◆ Task directions ◆
Pull every line that holds the word "VENTS" from the entries.

# start of Available data

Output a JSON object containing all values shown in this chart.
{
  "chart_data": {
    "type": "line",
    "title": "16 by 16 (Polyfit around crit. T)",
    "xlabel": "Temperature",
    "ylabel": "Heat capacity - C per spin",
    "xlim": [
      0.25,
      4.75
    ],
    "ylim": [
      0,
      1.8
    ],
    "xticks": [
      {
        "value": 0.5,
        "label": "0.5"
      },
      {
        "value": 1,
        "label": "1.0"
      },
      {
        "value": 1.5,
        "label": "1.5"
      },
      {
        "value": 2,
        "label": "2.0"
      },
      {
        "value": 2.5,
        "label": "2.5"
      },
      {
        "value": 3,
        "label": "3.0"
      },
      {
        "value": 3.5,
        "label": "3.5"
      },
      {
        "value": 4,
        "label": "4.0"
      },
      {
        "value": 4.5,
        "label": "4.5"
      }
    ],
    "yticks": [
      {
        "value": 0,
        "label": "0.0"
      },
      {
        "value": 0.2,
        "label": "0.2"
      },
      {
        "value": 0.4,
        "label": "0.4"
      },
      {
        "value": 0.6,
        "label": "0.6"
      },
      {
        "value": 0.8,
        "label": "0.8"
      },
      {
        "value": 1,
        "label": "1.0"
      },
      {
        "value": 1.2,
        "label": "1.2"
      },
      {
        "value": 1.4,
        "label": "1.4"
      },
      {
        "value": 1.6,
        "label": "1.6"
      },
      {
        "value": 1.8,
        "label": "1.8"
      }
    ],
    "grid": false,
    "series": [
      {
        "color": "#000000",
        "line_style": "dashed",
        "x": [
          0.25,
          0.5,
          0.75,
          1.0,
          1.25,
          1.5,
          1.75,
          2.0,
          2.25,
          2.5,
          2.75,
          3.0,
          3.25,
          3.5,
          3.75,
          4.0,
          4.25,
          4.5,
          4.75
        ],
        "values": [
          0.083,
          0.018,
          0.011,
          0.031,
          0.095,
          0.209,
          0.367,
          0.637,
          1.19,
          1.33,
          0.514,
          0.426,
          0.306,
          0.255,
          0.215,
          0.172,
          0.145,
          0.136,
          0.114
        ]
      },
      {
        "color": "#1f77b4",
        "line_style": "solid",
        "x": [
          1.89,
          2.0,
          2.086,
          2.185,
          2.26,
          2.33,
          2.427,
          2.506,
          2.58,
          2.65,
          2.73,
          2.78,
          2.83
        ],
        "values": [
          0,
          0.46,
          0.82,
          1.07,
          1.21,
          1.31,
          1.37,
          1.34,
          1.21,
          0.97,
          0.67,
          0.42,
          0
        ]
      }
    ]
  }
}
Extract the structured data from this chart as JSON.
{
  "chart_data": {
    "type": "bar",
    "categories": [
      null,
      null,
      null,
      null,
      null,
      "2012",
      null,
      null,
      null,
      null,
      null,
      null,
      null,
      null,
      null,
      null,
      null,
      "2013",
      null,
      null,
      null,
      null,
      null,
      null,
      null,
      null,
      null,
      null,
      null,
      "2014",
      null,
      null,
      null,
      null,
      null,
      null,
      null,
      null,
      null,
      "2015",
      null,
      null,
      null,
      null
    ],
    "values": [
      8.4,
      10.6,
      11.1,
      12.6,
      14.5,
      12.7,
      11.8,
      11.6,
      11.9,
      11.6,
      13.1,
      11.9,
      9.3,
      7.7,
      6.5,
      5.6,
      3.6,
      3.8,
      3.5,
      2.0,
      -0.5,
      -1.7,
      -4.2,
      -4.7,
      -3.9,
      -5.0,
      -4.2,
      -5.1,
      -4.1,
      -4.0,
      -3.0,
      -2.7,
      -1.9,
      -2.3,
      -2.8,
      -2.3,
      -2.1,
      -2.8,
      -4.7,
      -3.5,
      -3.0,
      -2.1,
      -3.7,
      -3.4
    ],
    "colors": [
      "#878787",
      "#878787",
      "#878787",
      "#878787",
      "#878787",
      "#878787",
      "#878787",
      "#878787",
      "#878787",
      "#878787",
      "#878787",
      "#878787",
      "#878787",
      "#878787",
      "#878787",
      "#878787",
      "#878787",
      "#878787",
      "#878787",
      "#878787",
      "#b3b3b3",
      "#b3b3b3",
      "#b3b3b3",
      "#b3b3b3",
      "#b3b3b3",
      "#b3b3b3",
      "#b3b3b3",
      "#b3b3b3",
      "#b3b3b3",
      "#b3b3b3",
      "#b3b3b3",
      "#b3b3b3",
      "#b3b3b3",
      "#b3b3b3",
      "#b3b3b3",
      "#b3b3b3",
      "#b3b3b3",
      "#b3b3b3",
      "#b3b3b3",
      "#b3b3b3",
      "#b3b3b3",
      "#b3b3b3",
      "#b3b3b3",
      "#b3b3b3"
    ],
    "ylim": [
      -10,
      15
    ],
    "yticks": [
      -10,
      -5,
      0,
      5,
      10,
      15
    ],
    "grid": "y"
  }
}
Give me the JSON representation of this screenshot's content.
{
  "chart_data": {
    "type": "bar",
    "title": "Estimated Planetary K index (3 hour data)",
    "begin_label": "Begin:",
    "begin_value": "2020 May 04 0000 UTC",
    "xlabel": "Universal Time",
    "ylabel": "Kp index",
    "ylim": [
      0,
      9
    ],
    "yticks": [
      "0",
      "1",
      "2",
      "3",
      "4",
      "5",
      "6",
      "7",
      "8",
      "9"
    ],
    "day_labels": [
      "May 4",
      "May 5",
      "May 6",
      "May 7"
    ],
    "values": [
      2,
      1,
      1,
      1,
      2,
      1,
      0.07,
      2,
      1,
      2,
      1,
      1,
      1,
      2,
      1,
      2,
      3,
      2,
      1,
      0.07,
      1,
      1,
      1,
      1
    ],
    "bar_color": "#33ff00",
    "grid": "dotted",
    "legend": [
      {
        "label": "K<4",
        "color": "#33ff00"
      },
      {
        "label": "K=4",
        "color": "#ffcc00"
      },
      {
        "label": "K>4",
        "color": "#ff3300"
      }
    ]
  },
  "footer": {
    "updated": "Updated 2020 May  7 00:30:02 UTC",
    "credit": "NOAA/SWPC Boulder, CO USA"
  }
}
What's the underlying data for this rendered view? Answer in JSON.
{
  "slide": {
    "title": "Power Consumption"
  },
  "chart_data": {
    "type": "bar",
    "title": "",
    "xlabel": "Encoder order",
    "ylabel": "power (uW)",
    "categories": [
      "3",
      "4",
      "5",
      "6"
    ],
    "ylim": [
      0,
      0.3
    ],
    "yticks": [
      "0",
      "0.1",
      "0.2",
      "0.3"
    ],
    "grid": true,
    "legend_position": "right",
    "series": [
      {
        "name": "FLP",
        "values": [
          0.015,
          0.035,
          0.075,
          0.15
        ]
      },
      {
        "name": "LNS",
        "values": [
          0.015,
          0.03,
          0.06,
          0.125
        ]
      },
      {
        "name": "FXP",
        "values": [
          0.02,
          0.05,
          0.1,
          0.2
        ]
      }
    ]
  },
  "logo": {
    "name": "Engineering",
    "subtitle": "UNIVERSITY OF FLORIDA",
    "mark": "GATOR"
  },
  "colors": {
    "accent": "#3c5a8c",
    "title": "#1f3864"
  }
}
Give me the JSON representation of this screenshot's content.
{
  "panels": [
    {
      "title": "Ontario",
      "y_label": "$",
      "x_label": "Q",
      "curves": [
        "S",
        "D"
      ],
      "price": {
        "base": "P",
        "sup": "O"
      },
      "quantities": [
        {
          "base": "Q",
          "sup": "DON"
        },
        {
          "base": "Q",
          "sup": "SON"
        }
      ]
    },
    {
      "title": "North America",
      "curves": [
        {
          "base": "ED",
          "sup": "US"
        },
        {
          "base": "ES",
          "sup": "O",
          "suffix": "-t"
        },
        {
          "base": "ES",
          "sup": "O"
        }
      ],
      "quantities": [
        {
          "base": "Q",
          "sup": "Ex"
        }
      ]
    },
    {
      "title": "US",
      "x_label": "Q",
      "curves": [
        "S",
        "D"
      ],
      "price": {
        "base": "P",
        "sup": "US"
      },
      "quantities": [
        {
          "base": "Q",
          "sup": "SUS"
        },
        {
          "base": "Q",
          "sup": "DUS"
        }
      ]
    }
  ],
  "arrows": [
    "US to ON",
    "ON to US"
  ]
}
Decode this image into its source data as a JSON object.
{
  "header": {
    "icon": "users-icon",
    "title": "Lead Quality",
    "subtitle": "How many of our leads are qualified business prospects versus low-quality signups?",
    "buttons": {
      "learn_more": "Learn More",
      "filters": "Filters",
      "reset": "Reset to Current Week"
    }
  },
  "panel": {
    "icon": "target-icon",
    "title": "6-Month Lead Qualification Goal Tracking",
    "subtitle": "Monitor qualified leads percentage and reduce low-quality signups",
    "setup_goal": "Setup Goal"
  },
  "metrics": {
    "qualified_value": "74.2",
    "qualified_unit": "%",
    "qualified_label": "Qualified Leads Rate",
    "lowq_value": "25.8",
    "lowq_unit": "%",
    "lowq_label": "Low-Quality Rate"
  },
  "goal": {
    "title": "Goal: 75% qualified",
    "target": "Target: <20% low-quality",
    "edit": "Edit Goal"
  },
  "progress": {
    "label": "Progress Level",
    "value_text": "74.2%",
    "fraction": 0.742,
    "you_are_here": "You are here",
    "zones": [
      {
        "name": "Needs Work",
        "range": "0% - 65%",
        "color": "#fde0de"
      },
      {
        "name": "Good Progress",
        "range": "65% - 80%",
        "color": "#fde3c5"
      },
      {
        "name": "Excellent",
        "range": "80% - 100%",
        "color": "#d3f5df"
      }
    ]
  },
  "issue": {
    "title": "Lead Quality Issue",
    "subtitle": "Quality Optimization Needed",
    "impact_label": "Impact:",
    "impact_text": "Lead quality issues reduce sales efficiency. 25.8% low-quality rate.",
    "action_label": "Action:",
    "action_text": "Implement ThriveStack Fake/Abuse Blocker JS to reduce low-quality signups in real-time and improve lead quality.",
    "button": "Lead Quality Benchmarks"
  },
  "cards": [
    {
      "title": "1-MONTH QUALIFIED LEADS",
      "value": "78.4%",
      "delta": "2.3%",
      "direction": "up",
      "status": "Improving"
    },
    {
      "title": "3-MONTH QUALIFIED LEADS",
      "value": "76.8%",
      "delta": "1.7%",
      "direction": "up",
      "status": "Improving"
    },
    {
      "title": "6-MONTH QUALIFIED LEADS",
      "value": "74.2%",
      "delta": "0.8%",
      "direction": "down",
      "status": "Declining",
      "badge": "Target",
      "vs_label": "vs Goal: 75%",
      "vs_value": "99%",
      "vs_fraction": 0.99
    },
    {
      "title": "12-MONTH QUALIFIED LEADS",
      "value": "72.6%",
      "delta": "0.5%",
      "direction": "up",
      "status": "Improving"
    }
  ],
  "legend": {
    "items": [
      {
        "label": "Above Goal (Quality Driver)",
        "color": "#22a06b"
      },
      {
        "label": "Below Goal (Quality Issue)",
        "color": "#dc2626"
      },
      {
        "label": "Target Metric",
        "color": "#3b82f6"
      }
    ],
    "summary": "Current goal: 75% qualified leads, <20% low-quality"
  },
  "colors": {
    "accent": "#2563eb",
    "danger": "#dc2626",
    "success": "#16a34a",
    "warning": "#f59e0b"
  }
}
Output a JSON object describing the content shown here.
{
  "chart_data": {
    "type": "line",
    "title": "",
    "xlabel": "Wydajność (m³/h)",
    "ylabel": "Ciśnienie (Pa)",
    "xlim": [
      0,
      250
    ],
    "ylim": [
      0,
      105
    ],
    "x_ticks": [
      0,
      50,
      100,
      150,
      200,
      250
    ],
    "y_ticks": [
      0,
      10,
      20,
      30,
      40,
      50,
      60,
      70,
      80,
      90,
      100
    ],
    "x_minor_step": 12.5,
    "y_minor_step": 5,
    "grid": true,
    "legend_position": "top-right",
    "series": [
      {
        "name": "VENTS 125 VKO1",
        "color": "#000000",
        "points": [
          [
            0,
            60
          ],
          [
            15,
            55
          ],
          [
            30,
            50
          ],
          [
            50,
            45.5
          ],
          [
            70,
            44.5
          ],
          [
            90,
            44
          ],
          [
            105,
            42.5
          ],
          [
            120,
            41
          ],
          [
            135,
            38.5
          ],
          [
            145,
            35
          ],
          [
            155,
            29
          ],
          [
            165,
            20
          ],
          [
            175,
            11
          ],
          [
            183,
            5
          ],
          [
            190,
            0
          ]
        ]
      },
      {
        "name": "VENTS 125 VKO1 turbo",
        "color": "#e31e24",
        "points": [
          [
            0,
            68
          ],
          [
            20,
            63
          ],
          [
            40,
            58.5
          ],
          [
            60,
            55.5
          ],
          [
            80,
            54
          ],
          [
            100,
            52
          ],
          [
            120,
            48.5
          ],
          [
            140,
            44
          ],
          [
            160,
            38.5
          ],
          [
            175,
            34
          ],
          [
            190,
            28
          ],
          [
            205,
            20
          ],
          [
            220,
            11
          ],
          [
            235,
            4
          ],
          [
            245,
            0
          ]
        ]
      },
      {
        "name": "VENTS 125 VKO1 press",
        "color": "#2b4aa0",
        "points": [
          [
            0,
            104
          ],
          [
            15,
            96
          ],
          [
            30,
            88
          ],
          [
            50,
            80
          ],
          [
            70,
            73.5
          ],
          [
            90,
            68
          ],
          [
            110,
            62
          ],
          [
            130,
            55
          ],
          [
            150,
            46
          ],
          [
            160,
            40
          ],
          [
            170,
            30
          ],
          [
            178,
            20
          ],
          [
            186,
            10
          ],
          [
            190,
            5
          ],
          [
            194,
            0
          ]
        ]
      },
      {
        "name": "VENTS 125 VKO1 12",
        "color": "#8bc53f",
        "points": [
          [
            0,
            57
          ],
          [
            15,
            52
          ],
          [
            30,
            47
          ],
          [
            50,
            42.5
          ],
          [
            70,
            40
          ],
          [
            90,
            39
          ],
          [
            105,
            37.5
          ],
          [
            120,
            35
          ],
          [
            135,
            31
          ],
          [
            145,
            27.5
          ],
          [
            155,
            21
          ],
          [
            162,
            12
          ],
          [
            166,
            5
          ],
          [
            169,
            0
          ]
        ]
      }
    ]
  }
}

# end of Available data

◆ Result of this task ◆
        "name": "VENTS 125 VKO1",
        "name": "VENTS 125 VKO1 turbo",
        "name": "VENTS 125 VKO1 press",
        "name": "VENTS 125 VKO1 12",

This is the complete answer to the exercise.